--- start DATA SHOWN ---

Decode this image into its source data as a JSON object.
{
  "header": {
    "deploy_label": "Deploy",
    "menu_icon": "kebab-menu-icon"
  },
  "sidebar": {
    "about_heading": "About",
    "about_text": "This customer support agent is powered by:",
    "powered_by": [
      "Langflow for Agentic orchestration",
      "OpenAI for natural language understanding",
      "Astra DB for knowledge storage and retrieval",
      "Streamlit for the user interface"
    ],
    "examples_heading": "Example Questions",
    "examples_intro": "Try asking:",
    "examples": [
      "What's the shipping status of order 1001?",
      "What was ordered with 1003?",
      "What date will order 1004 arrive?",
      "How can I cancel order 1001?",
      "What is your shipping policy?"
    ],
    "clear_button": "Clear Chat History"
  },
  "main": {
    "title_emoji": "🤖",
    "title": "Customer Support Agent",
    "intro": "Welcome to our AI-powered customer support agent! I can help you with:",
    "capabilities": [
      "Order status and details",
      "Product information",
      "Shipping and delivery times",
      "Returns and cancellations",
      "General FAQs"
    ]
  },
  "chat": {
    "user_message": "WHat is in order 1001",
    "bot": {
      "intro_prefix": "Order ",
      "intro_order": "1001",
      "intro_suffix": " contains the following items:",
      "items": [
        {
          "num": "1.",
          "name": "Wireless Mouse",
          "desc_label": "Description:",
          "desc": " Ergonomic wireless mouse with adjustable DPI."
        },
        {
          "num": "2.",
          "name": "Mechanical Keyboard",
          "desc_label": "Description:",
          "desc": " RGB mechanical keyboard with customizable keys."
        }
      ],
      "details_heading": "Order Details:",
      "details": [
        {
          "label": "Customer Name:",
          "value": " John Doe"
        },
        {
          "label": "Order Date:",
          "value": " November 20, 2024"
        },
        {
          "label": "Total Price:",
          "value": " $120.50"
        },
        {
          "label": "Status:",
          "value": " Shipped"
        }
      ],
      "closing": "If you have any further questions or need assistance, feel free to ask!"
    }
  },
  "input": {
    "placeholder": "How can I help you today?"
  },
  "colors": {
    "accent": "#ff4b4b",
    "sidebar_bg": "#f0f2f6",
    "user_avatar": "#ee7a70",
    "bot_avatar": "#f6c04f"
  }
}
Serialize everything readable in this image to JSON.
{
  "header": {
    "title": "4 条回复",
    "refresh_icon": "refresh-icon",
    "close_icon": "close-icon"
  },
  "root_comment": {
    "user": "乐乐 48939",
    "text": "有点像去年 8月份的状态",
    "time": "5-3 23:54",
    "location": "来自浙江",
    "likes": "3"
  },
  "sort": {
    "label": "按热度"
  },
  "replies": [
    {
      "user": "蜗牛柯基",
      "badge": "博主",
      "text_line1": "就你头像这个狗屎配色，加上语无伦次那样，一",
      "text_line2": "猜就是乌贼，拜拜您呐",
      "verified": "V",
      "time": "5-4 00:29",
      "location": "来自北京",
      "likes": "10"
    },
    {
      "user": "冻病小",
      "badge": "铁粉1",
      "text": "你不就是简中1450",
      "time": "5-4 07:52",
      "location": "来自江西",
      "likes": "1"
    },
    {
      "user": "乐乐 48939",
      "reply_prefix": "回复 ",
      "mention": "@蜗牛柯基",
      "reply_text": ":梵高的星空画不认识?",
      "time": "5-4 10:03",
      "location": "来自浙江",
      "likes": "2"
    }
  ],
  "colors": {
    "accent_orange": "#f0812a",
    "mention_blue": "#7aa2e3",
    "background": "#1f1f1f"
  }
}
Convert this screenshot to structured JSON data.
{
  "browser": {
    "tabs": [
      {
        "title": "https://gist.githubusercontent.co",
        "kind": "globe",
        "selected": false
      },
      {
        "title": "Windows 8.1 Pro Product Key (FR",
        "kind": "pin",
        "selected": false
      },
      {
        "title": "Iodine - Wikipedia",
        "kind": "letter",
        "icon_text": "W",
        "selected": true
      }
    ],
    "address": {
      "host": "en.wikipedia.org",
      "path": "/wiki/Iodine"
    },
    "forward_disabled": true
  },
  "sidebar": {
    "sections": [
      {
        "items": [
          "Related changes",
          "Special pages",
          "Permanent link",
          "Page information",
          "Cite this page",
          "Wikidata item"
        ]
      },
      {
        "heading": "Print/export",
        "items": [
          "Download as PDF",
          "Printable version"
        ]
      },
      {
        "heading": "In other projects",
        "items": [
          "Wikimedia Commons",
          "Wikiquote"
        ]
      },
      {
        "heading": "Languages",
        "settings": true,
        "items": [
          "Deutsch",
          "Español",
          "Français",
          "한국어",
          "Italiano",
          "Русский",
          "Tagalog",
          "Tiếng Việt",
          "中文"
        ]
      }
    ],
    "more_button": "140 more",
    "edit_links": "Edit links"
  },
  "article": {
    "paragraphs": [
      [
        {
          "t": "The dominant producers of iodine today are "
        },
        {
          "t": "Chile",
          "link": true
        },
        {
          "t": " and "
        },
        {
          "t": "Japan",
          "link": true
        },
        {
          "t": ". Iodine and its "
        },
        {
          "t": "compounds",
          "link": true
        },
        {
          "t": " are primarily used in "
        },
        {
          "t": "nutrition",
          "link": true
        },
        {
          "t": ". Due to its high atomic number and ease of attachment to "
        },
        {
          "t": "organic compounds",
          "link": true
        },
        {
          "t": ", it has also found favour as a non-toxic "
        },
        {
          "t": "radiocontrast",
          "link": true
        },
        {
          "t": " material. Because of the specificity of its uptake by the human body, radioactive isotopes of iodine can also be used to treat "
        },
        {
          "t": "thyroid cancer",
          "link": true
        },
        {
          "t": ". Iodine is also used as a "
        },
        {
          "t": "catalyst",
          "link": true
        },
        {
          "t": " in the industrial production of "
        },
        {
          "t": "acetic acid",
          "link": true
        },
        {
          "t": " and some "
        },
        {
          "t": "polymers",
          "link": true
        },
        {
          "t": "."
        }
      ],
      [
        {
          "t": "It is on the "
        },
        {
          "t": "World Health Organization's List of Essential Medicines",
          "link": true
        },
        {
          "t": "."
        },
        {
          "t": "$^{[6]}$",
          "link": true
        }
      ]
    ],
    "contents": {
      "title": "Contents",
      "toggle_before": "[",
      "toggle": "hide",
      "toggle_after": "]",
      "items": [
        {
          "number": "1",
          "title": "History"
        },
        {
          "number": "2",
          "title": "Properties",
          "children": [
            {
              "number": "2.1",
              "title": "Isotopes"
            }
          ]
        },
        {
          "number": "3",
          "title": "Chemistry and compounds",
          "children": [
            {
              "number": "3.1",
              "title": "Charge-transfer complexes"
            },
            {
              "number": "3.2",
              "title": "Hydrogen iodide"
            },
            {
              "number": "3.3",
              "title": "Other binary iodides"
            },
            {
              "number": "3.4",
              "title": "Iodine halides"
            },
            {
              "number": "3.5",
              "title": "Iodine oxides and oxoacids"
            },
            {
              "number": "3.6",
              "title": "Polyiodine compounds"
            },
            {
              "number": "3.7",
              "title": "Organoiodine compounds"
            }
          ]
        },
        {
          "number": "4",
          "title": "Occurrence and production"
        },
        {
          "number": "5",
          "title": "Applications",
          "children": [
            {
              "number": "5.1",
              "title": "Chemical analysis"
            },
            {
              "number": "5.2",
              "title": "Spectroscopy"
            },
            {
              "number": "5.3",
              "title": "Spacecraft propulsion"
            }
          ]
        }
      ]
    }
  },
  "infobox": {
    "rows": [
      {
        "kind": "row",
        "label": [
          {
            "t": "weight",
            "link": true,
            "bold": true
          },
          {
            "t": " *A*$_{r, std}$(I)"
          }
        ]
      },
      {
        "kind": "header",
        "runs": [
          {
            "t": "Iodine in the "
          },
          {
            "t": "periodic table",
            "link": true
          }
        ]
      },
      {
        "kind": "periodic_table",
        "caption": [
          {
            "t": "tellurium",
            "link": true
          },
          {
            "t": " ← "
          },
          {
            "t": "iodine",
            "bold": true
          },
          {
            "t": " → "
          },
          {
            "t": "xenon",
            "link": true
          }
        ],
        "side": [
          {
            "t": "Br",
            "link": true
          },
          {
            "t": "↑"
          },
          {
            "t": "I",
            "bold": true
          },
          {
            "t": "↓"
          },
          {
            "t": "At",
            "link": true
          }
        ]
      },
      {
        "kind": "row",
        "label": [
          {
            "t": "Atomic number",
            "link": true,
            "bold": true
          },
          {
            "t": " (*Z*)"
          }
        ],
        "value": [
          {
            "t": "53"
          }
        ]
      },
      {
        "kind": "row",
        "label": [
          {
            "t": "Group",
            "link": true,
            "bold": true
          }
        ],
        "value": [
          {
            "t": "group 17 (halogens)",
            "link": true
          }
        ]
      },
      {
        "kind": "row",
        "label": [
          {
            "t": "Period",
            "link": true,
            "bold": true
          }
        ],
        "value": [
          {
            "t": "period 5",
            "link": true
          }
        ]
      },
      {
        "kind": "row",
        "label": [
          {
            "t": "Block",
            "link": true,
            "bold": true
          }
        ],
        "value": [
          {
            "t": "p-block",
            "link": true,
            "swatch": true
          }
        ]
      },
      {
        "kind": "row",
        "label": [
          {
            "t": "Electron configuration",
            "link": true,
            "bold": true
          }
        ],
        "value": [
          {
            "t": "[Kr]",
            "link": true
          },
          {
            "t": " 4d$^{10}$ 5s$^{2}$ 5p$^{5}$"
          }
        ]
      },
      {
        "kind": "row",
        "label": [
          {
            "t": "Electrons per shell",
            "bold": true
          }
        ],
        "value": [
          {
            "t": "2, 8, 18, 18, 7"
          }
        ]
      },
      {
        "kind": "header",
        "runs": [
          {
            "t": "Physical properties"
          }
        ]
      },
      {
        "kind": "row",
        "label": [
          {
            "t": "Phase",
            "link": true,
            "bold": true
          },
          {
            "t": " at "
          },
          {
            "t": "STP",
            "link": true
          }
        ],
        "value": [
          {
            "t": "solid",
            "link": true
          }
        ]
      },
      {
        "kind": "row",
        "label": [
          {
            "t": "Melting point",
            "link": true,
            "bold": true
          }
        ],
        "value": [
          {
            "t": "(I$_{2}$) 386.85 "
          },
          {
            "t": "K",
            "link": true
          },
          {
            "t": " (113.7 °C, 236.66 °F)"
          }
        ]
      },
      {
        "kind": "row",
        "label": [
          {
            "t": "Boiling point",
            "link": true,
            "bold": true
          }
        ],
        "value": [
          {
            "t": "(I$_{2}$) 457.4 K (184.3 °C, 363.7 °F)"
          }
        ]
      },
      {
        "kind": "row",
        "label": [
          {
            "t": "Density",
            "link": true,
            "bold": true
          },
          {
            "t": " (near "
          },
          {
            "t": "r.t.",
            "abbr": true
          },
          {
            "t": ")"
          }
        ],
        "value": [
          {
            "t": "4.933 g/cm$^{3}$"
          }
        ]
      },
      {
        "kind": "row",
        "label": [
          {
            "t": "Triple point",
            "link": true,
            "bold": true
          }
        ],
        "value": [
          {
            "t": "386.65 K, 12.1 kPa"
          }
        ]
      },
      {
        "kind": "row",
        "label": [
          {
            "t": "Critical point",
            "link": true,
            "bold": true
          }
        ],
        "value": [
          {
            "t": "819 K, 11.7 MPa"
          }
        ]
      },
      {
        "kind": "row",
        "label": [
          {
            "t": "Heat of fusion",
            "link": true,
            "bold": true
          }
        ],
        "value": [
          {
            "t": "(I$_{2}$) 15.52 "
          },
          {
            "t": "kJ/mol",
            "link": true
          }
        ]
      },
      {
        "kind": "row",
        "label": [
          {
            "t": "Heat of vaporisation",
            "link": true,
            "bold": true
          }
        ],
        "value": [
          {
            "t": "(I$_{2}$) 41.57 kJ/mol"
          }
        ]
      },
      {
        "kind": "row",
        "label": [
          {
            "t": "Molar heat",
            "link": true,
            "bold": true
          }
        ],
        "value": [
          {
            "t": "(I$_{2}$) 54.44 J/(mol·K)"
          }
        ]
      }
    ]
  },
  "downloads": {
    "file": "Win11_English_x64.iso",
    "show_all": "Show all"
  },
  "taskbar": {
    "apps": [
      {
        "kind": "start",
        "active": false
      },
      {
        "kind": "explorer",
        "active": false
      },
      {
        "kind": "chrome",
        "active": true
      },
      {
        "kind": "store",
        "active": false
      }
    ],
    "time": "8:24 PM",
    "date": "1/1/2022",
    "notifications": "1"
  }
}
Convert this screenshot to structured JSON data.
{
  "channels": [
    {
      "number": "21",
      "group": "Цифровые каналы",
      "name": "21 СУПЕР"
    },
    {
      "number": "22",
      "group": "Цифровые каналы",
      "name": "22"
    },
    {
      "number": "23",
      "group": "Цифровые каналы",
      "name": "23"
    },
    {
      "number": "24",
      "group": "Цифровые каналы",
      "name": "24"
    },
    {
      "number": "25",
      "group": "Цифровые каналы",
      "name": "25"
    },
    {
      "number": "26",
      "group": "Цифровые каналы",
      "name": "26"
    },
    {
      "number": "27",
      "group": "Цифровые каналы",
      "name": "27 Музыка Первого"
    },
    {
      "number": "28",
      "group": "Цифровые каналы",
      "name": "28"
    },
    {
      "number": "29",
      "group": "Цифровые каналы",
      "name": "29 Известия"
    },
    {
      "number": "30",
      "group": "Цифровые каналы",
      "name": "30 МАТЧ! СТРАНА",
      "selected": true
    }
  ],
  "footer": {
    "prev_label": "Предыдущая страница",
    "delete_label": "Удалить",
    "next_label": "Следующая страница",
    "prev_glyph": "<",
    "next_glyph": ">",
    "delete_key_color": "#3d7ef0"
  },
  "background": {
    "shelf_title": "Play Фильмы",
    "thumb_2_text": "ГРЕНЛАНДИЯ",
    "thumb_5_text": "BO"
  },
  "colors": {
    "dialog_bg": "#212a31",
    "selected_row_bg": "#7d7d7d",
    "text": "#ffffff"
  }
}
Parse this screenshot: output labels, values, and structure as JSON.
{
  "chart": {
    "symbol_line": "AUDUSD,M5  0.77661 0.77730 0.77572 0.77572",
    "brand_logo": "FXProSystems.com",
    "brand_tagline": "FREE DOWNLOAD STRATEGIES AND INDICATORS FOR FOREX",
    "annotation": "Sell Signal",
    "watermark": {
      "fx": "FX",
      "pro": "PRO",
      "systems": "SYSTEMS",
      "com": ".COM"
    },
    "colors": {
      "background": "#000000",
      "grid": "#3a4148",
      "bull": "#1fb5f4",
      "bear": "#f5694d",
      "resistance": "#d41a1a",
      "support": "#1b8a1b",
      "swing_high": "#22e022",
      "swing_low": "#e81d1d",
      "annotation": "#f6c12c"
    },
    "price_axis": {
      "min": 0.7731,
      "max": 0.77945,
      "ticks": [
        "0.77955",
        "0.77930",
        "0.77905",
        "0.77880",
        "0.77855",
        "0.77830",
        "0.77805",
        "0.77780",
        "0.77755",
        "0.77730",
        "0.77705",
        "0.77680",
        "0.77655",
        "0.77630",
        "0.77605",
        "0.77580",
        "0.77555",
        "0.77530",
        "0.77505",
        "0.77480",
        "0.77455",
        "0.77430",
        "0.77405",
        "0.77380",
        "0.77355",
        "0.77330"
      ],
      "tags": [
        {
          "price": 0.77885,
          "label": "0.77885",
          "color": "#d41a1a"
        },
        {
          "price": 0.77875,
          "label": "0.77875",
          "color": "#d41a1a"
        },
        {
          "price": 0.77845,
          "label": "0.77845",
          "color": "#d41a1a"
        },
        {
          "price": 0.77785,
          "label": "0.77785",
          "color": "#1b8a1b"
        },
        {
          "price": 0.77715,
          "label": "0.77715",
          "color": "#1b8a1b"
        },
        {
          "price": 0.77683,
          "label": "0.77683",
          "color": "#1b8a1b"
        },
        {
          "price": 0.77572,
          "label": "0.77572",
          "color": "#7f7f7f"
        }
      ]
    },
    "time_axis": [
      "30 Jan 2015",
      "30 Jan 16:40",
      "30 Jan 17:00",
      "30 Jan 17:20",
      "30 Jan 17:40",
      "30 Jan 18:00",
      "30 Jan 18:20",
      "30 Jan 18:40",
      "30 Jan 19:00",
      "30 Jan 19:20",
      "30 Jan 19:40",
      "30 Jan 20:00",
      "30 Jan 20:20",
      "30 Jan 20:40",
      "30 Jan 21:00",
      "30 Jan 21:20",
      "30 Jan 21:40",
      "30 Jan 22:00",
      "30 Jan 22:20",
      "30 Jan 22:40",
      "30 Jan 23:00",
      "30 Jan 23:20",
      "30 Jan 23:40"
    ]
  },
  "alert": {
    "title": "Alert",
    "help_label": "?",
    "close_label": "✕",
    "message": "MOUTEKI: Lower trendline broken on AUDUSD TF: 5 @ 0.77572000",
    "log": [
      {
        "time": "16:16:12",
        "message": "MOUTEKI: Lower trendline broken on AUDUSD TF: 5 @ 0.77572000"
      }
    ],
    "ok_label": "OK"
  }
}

--- end DATA SHOWN ---

> WORK TO COMPLETE
How many of the lines above include the string "also"? Answer with the number only.

> FINAL RESULT
3